▶ Problem details
The required answer is each line in the entries below where "PATIENTS" occurs.

[[ Records for processing open ]]

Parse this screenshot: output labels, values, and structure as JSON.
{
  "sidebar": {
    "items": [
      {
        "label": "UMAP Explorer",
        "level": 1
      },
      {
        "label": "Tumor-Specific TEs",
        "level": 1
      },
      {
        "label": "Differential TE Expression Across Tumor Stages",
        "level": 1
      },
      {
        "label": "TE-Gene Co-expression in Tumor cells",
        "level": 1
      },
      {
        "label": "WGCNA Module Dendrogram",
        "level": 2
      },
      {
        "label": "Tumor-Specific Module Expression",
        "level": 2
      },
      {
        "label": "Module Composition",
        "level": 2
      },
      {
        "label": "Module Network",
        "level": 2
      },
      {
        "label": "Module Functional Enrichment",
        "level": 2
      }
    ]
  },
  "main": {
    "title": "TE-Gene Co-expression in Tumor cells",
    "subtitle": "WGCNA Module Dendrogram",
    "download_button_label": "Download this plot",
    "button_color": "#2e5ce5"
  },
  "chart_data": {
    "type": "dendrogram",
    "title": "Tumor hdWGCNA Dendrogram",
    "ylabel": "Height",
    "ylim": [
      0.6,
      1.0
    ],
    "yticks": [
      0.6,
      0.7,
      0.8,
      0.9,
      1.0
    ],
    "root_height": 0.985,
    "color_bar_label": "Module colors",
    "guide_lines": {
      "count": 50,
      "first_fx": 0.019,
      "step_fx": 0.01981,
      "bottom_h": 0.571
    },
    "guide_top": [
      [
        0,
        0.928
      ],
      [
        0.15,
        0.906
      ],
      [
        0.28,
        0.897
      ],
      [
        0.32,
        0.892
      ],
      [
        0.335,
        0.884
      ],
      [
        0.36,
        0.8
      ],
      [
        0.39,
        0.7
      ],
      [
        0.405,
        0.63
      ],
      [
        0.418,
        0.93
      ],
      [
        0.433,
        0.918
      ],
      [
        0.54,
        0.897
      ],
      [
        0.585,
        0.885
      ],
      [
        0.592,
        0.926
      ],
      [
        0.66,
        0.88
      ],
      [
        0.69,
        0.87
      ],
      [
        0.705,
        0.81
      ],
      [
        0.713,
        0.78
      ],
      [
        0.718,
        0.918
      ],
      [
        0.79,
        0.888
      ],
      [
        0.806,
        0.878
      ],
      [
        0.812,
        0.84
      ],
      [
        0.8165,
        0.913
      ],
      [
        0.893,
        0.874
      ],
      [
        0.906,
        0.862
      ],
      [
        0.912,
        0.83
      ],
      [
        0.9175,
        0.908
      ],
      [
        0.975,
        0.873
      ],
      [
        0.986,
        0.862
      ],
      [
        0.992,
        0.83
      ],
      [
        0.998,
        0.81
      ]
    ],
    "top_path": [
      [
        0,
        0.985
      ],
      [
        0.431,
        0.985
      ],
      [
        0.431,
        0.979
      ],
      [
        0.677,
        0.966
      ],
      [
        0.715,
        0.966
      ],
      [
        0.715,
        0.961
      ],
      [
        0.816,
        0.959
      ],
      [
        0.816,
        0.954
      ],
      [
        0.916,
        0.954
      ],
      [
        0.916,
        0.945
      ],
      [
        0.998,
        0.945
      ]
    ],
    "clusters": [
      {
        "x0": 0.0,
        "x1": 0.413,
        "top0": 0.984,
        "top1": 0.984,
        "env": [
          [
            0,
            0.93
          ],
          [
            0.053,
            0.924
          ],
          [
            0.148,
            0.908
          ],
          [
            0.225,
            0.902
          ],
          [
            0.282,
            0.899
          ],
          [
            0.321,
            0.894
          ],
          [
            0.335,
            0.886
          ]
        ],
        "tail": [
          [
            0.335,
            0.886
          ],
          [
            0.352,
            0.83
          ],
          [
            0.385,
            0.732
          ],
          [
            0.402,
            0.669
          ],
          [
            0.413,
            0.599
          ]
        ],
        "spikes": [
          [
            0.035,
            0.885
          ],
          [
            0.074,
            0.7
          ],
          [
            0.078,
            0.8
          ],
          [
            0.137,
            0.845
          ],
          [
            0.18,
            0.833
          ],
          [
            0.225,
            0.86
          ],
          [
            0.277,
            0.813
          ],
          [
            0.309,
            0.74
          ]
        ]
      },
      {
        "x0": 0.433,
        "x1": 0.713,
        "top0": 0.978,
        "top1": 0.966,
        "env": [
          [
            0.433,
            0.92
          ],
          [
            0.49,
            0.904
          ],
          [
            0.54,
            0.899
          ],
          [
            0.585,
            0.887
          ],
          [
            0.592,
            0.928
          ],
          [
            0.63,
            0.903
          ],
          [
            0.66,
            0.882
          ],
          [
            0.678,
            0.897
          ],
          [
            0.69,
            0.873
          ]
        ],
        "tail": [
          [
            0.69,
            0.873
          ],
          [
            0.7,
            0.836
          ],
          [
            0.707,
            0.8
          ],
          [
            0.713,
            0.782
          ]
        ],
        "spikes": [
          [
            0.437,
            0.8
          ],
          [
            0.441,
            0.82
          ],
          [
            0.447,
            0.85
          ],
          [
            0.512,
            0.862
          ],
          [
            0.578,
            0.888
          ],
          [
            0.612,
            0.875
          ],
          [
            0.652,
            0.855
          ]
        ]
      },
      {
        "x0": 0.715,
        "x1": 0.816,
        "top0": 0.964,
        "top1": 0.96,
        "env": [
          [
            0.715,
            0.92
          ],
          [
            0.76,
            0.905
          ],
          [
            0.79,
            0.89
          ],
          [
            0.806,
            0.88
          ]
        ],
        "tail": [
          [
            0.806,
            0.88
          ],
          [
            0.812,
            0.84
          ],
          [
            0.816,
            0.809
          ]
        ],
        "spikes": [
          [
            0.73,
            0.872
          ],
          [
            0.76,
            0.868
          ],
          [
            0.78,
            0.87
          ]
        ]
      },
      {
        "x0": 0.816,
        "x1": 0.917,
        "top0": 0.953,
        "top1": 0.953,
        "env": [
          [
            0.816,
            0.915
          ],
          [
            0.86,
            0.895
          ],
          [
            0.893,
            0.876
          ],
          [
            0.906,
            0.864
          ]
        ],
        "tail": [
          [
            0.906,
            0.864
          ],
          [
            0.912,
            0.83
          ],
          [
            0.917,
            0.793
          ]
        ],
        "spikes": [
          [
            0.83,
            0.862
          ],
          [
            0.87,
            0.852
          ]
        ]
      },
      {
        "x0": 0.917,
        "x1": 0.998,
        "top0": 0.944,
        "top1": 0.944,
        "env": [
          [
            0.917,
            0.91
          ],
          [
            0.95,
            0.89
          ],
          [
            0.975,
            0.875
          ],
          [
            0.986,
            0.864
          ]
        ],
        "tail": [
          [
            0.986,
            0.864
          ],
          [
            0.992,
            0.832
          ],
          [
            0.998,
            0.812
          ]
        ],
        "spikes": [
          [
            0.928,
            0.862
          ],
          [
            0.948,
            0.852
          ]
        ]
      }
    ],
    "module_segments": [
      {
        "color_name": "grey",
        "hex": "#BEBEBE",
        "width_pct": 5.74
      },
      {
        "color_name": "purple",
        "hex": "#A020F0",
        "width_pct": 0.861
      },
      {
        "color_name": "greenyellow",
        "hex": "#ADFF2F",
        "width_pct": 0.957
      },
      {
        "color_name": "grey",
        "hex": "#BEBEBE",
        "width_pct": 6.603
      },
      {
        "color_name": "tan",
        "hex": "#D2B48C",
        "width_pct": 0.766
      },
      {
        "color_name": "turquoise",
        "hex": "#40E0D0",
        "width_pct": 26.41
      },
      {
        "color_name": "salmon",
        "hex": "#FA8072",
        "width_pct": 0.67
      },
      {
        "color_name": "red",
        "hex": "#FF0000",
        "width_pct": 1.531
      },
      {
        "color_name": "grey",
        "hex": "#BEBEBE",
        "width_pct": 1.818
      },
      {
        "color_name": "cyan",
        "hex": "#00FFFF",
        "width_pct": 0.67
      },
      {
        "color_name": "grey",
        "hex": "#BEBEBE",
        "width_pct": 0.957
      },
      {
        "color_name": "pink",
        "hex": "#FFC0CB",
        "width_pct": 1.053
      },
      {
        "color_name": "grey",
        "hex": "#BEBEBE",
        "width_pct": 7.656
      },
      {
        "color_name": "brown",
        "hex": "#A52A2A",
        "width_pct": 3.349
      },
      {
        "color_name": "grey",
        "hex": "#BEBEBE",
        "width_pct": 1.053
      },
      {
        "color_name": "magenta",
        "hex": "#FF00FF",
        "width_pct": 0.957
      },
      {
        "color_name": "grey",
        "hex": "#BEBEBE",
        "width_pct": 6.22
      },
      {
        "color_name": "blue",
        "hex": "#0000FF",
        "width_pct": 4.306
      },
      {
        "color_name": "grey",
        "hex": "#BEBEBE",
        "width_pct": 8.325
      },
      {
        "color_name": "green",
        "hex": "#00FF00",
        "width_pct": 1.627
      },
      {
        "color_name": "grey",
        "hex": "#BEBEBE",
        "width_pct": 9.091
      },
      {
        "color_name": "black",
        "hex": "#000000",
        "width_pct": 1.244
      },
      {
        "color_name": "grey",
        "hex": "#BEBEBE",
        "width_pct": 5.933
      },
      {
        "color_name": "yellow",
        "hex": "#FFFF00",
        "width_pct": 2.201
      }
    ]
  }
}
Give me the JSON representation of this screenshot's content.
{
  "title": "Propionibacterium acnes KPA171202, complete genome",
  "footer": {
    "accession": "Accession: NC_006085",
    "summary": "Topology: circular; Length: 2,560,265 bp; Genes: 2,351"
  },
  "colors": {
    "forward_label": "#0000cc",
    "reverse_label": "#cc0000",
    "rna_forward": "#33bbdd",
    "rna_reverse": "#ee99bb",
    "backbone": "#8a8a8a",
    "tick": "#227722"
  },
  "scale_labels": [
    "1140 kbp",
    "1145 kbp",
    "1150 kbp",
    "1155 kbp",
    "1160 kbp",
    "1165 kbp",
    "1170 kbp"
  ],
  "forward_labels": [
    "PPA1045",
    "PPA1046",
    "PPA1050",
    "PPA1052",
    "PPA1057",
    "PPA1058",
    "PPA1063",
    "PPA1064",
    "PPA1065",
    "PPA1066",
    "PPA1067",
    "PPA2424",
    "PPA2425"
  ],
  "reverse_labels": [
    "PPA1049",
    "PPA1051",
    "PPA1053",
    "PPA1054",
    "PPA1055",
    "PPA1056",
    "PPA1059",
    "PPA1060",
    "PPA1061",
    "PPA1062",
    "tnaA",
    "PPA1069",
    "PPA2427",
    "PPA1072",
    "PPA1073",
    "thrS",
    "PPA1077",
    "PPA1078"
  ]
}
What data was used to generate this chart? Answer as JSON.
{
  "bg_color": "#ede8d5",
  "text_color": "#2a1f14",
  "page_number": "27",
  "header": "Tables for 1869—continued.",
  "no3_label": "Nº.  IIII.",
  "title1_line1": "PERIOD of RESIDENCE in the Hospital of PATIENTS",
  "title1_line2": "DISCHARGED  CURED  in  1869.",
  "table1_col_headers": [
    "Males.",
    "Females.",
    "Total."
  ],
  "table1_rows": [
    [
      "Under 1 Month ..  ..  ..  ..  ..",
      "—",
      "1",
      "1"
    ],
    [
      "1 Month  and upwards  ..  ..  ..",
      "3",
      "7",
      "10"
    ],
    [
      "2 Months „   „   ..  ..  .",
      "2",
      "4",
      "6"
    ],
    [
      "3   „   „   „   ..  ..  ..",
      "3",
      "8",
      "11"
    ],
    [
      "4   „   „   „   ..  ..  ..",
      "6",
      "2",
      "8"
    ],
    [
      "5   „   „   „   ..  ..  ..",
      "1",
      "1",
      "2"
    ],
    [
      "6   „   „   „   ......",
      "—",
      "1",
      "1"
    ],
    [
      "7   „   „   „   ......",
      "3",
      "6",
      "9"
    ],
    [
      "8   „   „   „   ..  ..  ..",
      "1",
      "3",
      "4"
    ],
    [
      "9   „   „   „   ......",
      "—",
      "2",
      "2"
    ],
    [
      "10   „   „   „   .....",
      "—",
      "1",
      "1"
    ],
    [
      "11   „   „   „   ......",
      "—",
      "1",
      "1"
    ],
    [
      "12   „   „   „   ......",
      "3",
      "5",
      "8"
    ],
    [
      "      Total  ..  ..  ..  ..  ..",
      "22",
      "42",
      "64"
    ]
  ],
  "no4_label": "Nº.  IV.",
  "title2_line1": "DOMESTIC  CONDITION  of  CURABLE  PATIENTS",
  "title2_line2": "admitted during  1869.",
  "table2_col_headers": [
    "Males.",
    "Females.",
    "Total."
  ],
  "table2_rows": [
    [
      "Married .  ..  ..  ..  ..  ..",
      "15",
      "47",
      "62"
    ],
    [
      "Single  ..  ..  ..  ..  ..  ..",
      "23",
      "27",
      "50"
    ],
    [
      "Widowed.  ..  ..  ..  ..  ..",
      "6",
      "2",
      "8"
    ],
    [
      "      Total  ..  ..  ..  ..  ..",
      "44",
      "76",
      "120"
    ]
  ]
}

[[ Records for processing closed ]]

▶ Problem solution
  "title1_line1": "PERIOD of RESIDENCE in the Hospital of PATIENTS",
  "title2_line1": "DOMESTIC  CONDITION  of  CURABLE  PATIENTS",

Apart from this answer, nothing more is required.